# [DOCUMENT SEGMENT]
------------------------------------------------
Advanced Topics in Redundant Load Elimination with a Focus on PHI Translation

In our previous post on GVN we introduced some basics of load elimination. This post describes some advanced topics and focuses on PHI translation: what it is, why it is important, shows some nice things it can do, and describes the implementation in LLVM.

What is PHI Translation All About?

When performing redundancy elimination on SSA form, PHI translation is required when we are walking through the CFG and the value being analyzed has an operand defined in the block we're walking through. In the case of load elimination, the operand of the value being analyzed is the pointer we're loading from. This means that PHI translation happens when the pointer we're loading is defined in a block. For example, consider this C code:

if (...) {
    *A = 5;
    P = A;
  } else {
    *B = 9;
    P = B;
  }
  use(*P);

This compiles into LLVM IR that looks like this:

BB1:
  store i32 5, i32* %A
  br label %Merge

BB2:
  store i32 9, i32* %B
  br label %Merge

Merge:
  %P = phi i32* [%A, %BB1], [%B, %BB2]
  %Y = load i32 *%P
  ...
  ... use %Y ...

In this example, GVN starts looking at the %Y load to see if it can eliminate it. It scans backwards up the block, looking for other things that provide the value of the memory address at %P. Unlike in the example in the previous post, here we actually find a definition of %P: what do we do?

In LLVM 2.6 and before, memory dependence analysis would just give up and act as though the memory had been clobbered, preventing the load from being analyzed further (and eventually being eliminated in this case). New in LLVM 2.7, GVN is able to translate %P into each predecessor. In this case, it sees that %P has the value of %A in %BB1 (and then sees that %A is available there) and that %P has the value of %B in %BB2 (where it is also available). This allows GVN to optimize this example into:

BB1:
  store i32 5, i32* %A
  br label %Merge

BB2:
  store i32 9, i32* %B

  br label %Merge

Merge:
  %Y = phi i32 [5, %BB1], [9, %BB2]
  %P = phi i32* [%A, %BB1], [%B, %BB2]
  ...
------------------------------------------------
# [INFORMATION SUPPLIED]
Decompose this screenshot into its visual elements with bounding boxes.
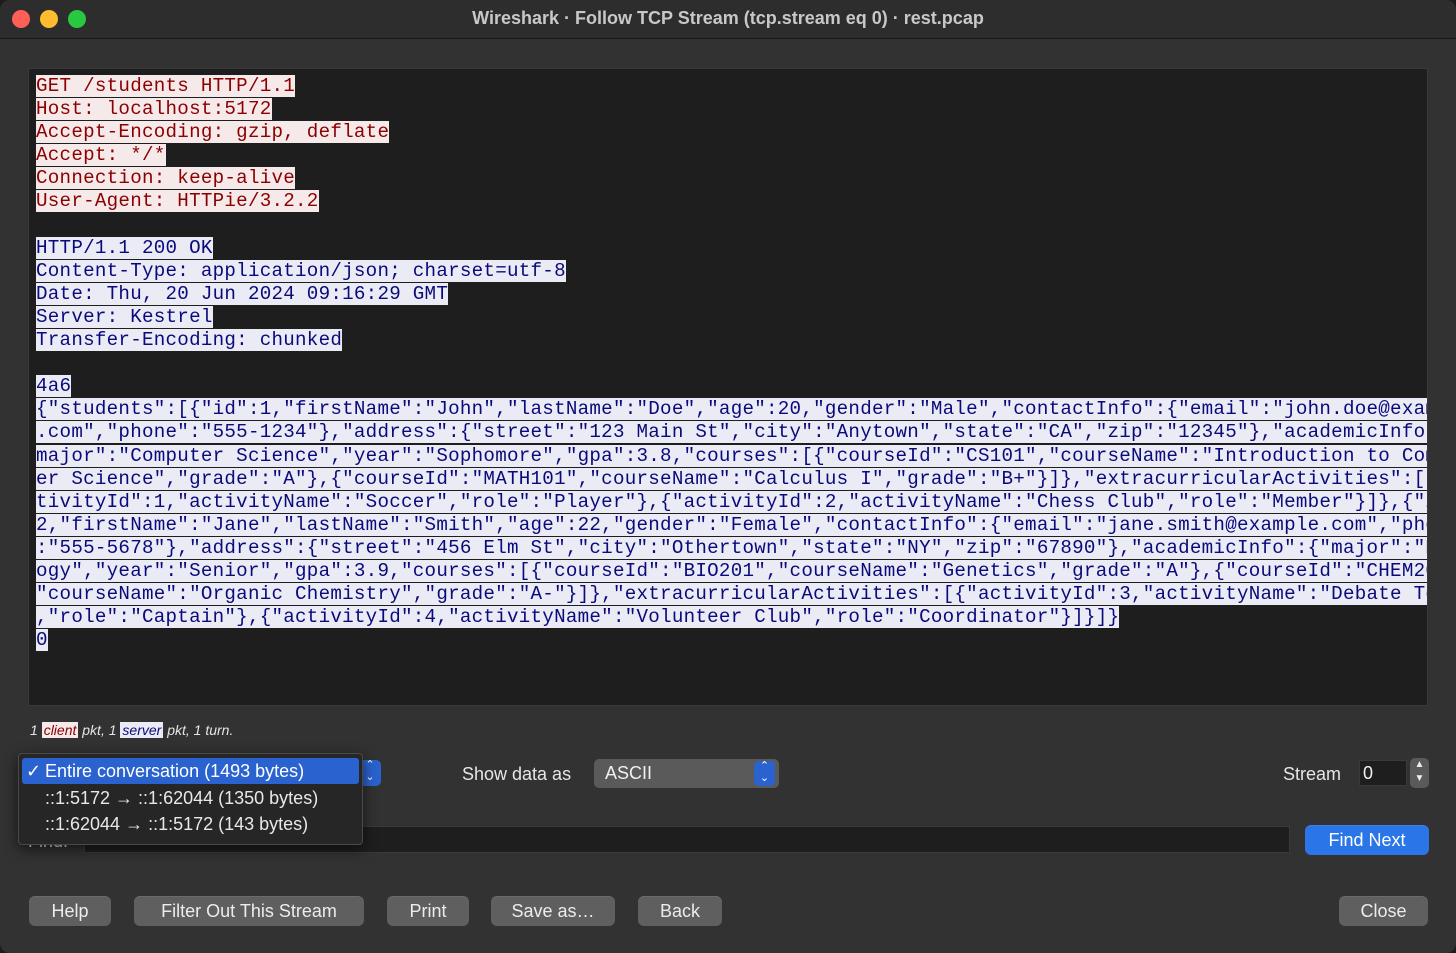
------------------------------------------------
# [ACTIONS TO TAKE]
1. Reproduce word for word the part of the PHI translation post that begins at the words "In this example, GVN" and stops after "what do we do?".
2. Take the PHI translation post further, carrying on past its last line.

# [ANSWERS FOR THE TASKS]
1.
In this example, GVN starts looking at the %Y load to see if it can eliminate it. It scans backwards up the block, looking for other things that provide the value of the memory address at %P. Unlike in the example in the previous post, here we actually find a definition of %P: what do we do?

2.
  ... use %Y ...

which eliminates the load. This post talks about how this is done, the nuances involved in getting this right, and what this allows us to optimize.

Why is PHI Translation Required for Correctness?

One thing that wasn't obvious to me when I dove into this is that PHI translation is actually required for correctness. This is the reason why memory dependence analysis must stop scanning if it finds the definition of the pointer. The cases where this happen are somewhat subtle and usually involve partial redundancy elimination. For example, consider this loop:

Loop:
  %P = phi i32* [%A, %Entry], [%B, %Loop]
  %X = load i32* %P
  ...
  store i32 5, i32* %B
  store i32 4, i32* %P
  br i1 %cond, label %Loop, label %Out

Consider what would happen if PHI translation kept scanning for %P in predecessors as it went up the CFG: it would scan from the %X load up to the top of the Loop block. If not doing PHI translation correctly, it would continue scanning for %P in the Entry block (which we ignore in this example), then scan for %P in the Loop block (which is a predecessor of itself).

Scanning for %P in the loop block finds the store of 4 to %P, so we'd consider 4 to be a live-in value on the edge from loop. However, this is incorrect and will lead to a miscompilation: the actual value live on that backedge is 5, which is provided by the previous store.

This simple example is intended to show that PHI translation is not an optimization: it is required for correctness, and that the most simple form of PHI translation is to give up when you see a definition of the address. However, LLVM recently got smart enough to do much better than this or the simple pointer case above.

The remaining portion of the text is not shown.